> [What to work on] The data must be written out once more, precisely as given.
## begin Data shown
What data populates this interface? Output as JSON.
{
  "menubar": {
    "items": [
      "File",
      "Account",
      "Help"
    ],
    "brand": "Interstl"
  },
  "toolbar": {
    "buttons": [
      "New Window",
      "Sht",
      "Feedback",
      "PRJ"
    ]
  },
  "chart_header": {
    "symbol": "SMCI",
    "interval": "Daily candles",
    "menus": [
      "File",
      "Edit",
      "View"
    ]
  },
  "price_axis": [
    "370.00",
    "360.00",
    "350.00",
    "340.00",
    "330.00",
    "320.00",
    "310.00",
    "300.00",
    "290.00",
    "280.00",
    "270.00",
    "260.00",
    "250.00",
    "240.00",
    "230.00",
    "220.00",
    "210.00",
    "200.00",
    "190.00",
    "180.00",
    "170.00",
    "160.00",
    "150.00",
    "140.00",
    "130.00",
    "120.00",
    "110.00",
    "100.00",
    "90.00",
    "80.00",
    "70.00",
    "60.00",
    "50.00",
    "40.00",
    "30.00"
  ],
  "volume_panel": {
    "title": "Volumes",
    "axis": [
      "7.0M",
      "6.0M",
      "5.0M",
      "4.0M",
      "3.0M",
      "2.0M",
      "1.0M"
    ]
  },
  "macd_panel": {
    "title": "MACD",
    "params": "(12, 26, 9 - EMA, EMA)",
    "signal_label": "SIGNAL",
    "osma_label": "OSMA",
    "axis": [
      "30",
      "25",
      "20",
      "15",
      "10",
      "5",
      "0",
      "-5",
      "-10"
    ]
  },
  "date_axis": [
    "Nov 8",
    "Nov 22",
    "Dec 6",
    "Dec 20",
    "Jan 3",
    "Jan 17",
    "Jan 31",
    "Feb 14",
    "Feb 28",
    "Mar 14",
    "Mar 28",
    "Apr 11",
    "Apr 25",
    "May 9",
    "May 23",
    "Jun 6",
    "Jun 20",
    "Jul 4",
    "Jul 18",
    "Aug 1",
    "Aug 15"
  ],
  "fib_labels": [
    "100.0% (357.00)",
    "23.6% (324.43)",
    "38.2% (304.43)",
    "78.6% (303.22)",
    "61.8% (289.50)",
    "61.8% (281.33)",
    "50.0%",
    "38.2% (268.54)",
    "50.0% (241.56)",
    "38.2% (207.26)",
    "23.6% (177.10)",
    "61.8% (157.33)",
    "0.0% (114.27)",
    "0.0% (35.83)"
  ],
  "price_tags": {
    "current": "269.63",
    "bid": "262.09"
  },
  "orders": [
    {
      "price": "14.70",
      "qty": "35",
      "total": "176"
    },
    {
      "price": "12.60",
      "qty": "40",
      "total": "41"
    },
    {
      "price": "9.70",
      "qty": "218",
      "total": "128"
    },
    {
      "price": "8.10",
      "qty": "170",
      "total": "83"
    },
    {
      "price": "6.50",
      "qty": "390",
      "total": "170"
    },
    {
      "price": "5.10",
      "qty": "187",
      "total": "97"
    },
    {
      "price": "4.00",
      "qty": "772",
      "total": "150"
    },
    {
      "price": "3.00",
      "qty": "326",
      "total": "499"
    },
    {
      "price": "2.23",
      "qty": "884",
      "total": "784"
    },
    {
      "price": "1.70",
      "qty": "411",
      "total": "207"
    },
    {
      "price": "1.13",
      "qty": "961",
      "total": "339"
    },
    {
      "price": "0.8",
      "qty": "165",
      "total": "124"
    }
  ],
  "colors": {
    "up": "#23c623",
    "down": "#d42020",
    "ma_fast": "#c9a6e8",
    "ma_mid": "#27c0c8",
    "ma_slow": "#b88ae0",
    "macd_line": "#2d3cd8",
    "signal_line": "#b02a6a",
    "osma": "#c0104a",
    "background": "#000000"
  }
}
## end Data shown
> [Full output]
What data populates this interface? Output as JSON.
{
  "menubar": {
    "items": [
      "File",
      "Account",
      "Help"
    ],
    "brand": "Interstl"
  },
  "toolbar": {
    "buttons": [
      "New Window",
      "Sht",
      "Feedback",
      "PRJ"
    ]
  },
  "chart_header": {
    "symbol": "SMCI",
    "interval": "Daily candles",
    "menus": [
      "File",
      "Edit",
      "View"
    ]
  },
  "price_axis": [
    "370.00",
    "360.00",
    "350.00",
    "340.00",
    "330.00",
    "320.00",
    "310.00",
    "300.00",
    "290.00",
    "280.00",
    "270.00",
    "260.00",
    "250.00",
    "240.00",
    "230.00",
    "220.00",
    "210.00",
    "200.00",
    "190.00",
    "180.00",
    "170.00",
    "160.00",
    "150.00",
    "140.00",
    "130.00",
    "120.00",
    "110.00",
    "100.00",
    "90.00",
    "80.00",
    "70.00",
    "60.00",
    "50.00",
    "40.00",
    "30.00"
  ],
  "volume_panel": {
    "title": "Volumes",
    "axis": [
      "7.0M",
      "6.0M",
      "5.0M",
      "4.0M",
      "3.0M",
      "2.0M",
      "1.0M"
    ]
  },
  "macd_panel": {
    "title": "MACD",
    "params": "(12, 26, 9 - EMA, EMA)",
    "signal_label": "SIGNAL",
    "osma_label": "OSMA",
    "axis": [
      "30",
      "25",
      "20",
      "15",
      "10",
      "5",
      "0",
      "-5",
      "-10"
    ]
  },
  "date_axis": [
    "Nov 8",
    "Nov 22",
    "Dec 6",
    "Dec 20",
    "Jan 3",
    "Jan 17",
    "Jan 31",
    "Feb 14",
    "Feb 28",
    "Mar 14",
    "Mar 28",
    "Apr 11",
    "Apr 25",
    "May 9",
    "May 23",
    "Jun 6",
    "Jun 20",
    "Jul 4",
    "Jul 18",
    "Aug 1",
    "Aug 15"
  ],
  "fib_labels": [
    "100.0% (357.00)",
    "23.6% (324.43)",
    "38.2% (304.43)",
    "78.6% (303.22)",
    "61.8% (289.50)",
    "61.8% (281.33)",
    "50.0%",
    "38.2% (268.54)",
    "50.0% (241.56)",
    "38.2% (207.26)",
    "23.6% (177.10)",
    "61.8% (157.33)",
    "0.0% (114.27)",
    "0.0% (35.83)"
  ],
  "price_tags": {
    "current": "269.63",
    "bid": "262.09"
  },
  "orders": [
    {
      "price": "14.70",
      "qty": "35",
      "total": "176"
    },
    {
      "price": "12.60",
      "qty": "40",
      "total": "41"
    },
    {
      "price": "9.70",
      "qty": "218",
      "total": "128"
    },
    {
      "price": "8.10",
      "qty": "170",
      "total": "83"
    },
    {
      "price": "6.50",
      "qty": "390",
      "total": "170"
    },
    {
      "price": "5.10",
      "qty": "187",
      "total": "97"
    },
    {
      "price": "4.00",
      "qty": "772",
      "total": "150"
    },
    {
      "price": "3.00",
      "qty": "326",
      "total": "499"
    },
    {
      "price": "2.23",
      "qty": "884",
      "total": "784"
    },
    {
      "price": "1.70",
      "qty": "411",
      "total": "207"
    },
    {
      "price": "1.13",
      "qty": "961",
      "total": "339"
    },
    {
      "price": "0.8",
      "qty": "165",
      "total": "124"
    }
  ],
  "colors": {
    "up": "#23c623",
    "down": "#d42020",
    "ma_fast": "#c9a6e8",
    "ma_mid": "#27c0c8",
    "ma_slow": "#b88ae0",
    "macd_line": "#2d3cd8",
    "signal_line": "#b02a6a",
    "osma": "#c0104a",
    "background": "#000000"
  }
}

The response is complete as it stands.